• [Goal]
Look for the string "name" in every line, and copy each line that has it.

──────────────────────────────

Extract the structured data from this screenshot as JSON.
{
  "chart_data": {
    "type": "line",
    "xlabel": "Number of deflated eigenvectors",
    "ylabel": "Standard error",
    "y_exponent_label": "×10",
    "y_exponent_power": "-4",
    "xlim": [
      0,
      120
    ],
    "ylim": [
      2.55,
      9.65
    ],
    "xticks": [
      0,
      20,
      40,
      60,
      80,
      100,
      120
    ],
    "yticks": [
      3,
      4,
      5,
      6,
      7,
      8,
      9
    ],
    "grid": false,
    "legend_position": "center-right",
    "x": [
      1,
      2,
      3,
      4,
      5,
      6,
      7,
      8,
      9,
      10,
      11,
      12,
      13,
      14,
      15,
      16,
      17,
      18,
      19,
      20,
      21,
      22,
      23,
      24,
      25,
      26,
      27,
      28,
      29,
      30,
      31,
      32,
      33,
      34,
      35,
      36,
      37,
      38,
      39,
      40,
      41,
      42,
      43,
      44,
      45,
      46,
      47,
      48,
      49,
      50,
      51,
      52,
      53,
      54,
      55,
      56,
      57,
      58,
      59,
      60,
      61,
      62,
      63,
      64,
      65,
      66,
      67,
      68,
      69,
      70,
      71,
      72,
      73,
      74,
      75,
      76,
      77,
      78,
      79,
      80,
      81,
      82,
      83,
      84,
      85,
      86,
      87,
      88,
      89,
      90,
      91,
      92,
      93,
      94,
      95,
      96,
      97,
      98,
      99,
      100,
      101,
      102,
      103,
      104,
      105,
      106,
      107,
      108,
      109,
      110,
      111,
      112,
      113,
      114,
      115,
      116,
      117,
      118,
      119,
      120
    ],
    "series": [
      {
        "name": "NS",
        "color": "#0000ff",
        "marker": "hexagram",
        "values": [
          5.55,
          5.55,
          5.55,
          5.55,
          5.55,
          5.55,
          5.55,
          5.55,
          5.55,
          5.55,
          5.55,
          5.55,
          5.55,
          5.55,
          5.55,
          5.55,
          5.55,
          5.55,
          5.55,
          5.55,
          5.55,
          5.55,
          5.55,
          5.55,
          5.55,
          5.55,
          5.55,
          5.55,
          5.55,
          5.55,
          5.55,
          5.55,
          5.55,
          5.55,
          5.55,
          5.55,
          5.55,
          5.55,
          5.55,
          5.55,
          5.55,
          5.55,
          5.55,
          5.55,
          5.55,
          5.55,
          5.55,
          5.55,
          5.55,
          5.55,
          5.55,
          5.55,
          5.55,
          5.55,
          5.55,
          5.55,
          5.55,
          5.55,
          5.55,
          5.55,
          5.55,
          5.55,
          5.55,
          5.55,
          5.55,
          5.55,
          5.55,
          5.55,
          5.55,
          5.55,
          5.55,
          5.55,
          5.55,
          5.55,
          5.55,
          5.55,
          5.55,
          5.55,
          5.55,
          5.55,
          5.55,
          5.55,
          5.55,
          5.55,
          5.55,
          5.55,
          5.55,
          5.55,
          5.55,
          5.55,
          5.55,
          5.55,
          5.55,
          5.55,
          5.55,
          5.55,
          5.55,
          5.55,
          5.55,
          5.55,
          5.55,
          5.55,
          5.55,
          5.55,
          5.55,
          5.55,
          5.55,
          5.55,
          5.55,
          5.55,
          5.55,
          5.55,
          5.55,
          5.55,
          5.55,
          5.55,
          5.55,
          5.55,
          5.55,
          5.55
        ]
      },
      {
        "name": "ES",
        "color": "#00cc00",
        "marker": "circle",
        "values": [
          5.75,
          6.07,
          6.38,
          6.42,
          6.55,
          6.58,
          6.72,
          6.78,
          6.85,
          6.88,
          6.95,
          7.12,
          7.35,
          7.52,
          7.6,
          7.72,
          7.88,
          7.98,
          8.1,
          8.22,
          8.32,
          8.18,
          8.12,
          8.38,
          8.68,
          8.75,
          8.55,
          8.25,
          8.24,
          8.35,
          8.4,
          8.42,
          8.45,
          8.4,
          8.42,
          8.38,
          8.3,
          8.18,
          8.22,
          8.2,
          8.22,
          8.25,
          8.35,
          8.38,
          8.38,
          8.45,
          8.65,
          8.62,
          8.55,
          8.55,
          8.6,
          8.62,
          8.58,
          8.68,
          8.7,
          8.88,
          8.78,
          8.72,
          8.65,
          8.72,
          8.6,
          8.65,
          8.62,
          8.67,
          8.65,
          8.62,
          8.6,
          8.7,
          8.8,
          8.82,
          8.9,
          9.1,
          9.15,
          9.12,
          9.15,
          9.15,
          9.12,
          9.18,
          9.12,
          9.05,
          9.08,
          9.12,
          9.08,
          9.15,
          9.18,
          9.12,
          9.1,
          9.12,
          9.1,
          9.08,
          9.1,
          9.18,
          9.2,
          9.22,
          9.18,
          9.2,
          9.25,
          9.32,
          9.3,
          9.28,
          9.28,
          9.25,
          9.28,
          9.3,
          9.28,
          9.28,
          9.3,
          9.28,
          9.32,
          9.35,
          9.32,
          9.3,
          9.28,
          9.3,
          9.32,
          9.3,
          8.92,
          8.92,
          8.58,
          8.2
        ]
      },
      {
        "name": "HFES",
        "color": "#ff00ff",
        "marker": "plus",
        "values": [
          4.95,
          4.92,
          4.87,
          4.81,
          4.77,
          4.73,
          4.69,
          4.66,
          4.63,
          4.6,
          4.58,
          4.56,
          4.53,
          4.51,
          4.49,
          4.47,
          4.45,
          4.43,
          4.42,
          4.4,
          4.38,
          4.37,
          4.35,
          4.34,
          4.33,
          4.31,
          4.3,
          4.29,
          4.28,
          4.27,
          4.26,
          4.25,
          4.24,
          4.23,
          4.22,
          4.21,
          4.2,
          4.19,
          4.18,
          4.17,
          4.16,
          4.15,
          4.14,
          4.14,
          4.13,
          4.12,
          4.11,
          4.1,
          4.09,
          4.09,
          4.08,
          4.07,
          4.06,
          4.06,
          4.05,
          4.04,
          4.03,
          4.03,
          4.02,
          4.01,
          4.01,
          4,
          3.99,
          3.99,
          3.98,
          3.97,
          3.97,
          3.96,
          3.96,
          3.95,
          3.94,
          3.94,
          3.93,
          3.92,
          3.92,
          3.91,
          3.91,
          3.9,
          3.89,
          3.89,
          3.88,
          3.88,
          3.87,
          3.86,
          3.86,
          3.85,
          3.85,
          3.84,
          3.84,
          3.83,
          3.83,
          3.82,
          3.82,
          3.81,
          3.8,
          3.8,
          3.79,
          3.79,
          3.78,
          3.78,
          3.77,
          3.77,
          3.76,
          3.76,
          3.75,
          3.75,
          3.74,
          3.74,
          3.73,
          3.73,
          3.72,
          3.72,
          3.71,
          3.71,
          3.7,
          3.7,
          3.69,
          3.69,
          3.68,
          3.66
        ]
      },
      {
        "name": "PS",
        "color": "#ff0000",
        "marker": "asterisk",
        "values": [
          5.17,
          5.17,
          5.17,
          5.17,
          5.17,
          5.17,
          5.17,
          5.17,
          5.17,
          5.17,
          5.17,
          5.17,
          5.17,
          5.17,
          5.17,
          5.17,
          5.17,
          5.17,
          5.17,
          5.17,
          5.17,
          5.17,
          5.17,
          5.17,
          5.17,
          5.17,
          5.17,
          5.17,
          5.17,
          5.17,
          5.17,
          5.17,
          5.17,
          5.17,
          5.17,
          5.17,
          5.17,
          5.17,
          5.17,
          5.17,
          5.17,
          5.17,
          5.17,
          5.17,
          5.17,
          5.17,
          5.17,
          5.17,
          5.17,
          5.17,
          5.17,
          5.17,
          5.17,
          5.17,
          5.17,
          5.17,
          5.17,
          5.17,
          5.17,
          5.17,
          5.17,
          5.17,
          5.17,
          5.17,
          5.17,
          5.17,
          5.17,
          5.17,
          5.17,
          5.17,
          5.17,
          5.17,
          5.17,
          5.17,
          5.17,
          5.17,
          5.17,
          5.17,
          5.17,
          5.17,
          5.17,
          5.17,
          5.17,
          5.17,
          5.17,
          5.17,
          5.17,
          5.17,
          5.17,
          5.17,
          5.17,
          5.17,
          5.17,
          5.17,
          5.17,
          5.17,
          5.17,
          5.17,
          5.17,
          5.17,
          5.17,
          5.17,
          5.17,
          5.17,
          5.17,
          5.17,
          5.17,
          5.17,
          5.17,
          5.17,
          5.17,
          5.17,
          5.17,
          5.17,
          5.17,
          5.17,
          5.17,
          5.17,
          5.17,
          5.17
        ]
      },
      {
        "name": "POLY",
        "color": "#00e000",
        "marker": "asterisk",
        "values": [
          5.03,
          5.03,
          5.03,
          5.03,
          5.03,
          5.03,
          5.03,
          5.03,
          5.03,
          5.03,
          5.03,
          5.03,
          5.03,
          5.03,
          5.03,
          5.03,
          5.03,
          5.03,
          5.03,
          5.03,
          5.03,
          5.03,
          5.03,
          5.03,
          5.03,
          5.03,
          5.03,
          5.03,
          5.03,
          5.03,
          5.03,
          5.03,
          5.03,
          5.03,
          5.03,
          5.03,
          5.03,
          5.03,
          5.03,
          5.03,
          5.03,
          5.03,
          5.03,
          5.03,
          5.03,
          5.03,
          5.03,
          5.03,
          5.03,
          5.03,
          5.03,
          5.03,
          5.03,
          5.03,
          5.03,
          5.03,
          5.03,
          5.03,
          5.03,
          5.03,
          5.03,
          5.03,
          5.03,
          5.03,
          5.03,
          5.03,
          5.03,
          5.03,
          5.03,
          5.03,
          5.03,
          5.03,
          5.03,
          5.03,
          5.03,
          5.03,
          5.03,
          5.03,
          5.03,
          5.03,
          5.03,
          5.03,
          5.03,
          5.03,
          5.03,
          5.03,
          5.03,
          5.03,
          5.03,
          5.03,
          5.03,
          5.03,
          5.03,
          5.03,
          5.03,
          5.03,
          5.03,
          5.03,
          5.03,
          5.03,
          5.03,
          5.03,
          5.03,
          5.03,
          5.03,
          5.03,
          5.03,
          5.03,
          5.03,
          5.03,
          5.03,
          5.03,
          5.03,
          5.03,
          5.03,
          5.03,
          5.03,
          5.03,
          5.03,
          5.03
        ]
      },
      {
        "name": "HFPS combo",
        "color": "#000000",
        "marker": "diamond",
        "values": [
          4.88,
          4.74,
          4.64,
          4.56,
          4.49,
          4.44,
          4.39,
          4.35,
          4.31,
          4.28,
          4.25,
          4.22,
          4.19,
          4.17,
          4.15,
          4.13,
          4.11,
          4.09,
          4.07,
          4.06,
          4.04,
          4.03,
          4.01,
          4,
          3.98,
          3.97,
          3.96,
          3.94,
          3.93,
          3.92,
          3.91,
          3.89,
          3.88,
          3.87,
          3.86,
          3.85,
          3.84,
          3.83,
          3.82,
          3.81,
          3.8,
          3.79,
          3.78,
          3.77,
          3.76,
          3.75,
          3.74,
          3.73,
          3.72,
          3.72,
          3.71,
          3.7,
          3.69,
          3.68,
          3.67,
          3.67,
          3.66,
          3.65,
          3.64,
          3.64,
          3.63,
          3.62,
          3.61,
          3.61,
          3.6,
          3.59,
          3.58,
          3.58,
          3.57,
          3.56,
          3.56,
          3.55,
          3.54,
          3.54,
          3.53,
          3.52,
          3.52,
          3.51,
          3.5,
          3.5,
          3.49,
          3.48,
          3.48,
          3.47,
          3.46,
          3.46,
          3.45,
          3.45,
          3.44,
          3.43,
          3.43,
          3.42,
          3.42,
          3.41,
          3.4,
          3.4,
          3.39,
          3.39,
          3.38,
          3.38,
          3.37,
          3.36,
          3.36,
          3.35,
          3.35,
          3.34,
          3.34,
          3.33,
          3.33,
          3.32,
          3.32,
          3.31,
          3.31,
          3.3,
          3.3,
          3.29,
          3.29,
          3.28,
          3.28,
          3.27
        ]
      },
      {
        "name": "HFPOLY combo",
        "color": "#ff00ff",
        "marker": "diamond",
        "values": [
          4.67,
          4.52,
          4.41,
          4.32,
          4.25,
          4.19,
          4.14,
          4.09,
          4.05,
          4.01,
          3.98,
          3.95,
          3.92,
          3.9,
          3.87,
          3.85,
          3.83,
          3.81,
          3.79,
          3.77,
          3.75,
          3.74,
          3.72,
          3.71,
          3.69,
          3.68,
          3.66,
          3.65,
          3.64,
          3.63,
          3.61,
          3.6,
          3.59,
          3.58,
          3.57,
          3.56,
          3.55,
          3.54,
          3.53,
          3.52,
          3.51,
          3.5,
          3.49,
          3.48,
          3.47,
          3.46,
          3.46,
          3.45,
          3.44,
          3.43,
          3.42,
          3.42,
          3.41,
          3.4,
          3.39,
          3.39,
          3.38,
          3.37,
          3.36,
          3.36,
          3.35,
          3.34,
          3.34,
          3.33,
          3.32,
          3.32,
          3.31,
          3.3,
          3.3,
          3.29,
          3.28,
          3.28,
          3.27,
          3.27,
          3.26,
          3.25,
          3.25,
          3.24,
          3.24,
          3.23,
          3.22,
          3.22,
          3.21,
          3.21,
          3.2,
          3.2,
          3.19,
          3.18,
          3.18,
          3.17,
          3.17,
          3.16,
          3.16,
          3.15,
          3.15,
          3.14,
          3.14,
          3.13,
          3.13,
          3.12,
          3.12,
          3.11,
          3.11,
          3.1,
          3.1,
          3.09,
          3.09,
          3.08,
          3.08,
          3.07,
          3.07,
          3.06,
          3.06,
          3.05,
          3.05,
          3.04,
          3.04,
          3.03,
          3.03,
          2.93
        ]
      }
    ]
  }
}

──────────────────────────────

• [Problem solution]
        "name": "NS",
        "name": "ES",
        "name": "HFES",
        "name": "PS",
        "name": "POLY",
        "name": "HFPS combo",
        "name": "HFPOLY combo",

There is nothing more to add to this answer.